Exercise prompt: Lines from the one containing "Read all visible content and emit it as JSON." through the last line of the data are to be repeated word for word, both ends included.

Recorded information:
——
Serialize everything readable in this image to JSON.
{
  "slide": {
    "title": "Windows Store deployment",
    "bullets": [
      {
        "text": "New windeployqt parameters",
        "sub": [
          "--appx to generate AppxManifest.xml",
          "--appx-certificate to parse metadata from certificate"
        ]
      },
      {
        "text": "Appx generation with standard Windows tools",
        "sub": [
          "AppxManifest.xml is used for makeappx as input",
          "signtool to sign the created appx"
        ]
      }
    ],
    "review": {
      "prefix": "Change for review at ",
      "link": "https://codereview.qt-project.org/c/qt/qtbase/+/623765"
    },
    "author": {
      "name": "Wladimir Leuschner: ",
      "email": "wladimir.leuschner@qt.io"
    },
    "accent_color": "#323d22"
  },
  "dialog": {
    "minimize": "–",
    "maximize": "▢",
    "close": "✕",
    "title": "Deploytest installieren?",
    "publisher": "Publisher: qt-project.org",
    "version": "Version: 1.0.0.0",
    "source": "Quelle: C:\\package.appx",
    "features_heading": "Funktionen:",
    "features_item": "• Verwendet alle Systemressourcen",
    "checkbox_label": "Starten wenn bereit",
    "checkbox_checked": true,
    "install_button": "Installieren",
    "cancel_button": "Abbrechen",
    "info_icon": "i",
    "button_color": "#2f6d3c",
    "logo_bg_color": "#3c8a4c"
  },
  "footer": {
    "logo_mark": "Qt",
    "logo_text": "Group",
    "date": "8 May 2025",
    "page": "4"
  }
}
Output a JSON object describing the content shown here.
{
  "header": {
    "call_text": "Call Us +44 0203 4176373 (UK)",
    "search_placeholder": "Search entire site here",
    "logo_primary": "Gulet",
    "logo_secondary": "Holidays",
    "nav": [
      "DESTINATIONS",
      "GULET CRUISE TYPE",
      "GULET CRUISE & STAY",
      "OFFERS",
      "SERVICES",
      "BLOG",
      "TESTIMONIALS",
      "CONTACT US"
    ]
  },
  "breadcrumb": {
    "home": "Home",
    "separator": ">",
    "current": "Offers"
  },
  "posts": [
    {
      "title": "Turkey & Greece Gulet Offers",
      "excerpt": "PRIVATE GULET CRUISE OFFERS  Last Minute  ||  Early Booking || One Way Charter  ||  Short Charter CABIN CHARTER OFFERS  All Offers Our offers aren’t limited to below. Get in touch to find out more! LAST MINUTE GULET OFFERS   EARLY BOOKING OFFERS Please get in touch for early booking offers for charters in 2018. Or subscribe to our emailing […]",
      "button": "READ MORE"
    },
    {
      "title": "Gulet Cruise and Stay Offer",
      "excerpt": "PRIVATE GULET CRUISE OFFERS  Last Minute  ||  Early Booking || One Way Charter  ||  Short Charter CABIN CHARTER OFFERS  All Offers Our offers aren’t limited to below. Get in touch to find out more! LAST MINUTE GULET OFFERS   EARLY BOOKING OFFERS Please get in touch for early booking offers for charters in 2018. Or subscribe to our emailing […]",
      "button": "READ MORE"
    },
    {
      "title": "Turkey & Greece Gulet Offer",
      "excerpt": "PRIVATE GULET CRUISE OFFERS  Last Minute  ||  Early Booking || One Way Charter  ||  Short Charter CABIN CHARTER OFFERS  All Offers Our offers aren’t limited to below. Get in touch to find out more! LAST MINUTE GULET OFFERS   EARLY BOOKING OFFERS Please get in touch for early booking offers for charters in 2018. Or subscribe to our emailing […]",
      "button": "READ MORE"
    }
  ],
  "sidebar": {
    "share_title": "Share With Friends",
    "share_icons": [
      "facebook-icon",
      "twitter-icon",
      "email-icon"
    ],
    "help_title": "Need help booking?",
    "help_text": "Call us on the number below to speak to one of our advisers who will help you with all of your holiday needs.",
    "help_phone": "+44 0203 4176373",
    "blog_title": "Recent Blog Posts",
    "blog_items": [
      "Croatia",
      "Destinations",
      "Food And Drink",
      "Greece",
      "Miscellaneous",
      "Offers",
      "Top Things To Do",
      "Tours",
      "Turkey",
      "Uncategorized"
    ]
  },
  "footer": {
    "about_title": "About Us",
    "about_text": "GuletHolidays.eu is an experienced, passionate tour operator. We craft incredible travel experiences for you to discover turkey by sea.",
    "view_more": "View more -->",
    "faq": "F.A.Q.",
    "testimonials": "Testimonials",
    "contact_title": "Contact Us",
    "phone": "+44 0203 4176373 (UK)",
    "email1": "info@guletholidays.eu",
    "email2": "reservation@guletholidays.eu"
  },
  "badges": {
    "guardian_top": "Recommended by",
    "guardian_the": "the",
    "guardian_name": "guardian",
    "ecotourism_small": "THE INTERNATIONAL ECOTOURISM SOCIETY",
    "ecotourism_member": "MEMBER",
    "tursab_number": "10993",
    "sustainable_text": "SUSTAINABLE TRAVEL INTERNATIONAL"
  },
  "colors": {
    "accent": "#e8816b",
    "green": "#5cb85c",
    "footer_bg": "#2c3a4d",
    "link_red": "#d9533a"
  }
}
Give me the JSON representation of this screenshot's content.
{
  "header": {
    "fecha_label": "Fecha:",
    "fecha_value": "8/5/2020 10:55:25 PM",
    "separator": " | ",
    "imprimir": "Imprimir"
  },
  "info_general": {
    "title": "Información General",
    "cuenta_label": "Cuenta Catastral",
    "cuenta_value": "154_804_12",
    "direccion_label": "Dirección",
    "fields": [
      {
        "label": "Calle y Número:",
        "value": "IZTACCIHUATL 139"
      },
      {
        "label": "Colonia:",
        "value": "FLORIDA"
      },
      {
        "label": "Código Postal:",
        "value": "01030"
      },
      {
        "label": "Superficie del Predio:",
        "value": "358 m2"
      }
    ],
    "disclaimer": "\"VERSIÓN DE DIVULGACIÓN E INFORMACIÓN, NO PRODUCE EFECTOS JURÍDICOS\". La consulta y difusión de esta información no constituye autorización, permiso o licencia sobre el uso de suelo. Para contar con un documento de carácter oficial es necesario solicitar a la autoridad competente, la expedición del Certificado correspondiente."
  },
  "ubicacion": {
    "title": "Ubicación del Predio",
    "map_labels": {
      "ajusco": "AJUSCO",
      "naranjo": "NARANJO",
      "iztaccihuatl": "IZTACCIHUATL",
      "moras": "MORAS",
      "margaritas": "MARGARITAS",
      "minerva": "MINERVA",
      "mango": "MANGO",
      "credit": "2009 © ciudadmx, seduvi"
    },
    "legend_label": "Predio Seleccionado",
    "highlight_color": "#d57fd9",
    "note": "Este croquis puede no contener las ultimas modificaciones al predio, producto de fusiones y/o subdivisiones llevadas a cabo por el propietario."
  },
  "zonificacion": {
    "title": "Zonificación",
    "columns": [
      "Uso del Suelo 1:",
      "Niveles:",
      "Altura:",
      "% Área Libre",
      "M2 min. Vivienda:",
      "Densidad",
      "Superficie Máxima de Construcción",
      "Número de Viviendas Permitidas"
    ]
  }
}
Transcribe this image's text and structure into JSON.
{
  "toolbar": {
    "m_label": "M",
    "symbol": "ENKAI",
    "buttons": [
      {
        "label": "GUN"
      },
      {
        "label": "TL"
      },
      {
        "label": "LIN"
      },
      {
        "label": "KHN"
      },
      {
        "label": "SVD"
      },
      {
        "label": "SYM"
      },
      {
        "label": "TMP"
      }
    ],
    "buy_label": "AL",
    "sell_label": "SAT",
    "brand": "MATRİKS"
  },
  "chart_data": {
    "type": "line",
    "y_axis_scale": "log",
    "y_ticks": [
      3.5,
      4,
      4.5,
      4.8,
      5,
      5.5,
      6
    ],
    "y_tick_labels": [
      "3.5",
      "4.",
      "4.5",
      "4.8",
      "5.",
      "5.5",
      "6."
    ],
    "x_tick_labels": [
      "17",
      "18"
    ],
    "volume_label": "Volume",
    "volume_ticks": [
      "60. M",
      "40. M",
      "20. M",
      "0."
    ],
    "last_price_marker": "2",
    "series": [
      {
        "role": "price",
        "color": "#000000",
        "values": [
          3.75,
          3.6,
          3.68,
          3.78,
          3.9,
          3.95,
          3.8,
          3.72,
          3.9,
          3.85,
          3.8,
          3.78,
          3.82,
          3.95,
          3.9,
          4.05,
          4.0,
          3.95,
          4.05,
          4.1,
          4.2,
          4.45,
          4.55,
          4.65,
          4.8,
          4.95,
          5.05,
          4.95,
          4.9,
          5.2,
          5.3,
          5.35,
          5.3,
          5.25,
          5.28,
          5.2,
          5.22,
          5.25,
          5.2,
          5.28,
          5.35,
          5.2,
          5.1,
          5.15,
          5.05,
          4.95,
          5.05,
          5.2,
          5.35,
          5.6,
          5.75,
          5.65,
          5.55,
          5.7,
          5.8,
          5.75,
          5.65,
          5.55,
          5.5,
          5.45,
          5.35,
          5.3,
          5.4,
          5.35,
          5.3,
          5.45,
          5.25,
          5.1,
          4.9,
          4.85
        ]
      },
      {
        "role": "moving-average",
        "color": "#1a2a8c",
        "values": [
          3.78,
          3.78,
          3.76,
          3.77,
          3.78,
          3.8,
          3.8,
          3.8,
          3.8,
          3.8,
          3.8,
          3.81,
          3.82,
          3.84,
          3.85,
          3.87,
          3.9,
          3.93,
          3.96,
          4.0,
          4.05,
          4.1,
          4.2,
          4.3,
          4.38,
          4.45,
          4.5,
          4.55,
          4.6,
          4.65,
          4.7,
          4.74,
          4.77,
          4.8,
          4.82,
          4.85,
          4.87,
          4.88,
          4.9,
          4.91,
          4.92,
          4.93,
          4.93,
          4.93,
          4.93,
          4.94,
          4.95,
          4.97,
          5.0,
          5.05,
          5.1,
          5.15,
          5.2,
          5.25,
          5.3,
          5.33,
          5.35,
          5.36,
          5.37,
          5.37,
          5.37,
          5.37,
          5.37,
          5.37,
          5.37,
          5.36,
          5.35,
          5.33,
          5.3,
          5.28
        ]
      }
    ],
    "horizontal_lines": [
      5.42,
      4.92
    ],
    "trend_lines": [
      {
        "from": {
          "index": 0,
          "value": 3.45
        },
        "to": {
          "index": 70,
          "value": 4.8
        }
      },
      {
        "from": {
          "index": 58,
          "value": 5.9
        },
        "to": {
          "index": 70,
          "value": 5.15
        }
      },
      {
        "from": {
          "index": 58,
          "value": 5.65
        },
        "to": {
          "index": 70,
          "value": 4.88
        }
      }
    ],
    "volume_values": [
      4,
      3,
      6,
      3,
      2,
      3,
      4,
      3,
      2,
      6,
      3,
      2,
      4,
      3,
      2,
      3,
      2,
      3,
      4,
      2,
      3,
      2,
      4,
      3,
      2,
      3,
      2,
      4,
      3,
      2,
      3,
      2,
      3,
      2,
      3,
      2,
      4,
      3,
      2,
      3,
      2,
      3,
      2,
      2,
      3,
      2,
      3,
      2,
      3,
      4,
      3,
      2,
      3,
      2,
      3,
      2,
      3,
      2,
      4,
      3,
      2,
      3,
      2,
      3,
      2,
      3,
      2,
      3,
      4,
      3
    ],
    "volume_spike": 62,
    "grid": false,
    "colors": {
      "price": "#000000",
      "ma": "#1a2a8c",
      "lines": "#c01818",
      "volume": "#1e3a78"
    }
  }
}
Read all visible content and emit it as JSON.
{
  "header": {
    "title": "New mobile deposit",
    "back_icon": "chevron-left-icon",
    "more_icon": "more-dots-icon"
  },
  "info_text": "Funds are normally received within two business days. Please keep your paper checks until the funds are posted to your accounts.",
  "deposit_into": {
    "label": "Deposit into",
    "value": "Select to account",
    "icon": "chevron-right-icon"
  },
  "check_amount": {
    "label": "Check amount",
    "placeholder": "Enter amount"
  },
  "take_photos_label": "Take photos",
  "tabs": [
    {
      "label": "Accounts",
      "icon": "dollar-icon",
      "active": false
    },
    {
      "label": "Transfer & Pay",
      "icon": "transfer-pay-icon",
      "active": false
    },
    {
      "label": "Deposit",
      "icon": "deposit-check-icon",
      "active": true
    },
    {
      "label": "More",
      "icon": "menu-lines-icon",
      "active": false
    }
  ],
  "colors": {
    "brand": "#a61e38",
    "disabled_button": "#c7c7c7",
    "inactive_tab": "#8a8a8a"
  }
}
——
Full answer:
Read all visible content and emit it as JSON.
{
  "header": {
    "title": "New mobile deposit",
    "back_icon": "chevron-left-icon",
    "more_icon": "more-dots-icon"
  },
  "info_text": "Funds are normally received within two business days. Please keep your paper checks until the funds are posted to your accounts.",
  "deposit_into": {
    "label": "Deposit into",
    "value": "Select to account",
    "icon": "chevron-right-icon"
  },
  "check_amount": {
    "label": "Check amount",
    "placeholder": "Enter amount"
  },
  "take_photos_label": "Take photos",
  "tabs": [
    {
      "label": "Accounts",
      "icon": "dollar-icon",
      "active": false
    },
    {
      "label": "Transfer & Pay",
      "icon": "transfer-pay-icon",
      "active": false
    },
    {
      "label": "Deposit",
      "icon": "deposit-check-icon",
      "active": true
    },
    {
      "label": "More",
      "icon": "menu-lines-icon",
      "active": false
    }
  ],
  "colors": {
    "brand": "#a61e38",
    "disabled_button": "#c7c7c7",
    "inactive_tab": "#8a8a8a"
  }
}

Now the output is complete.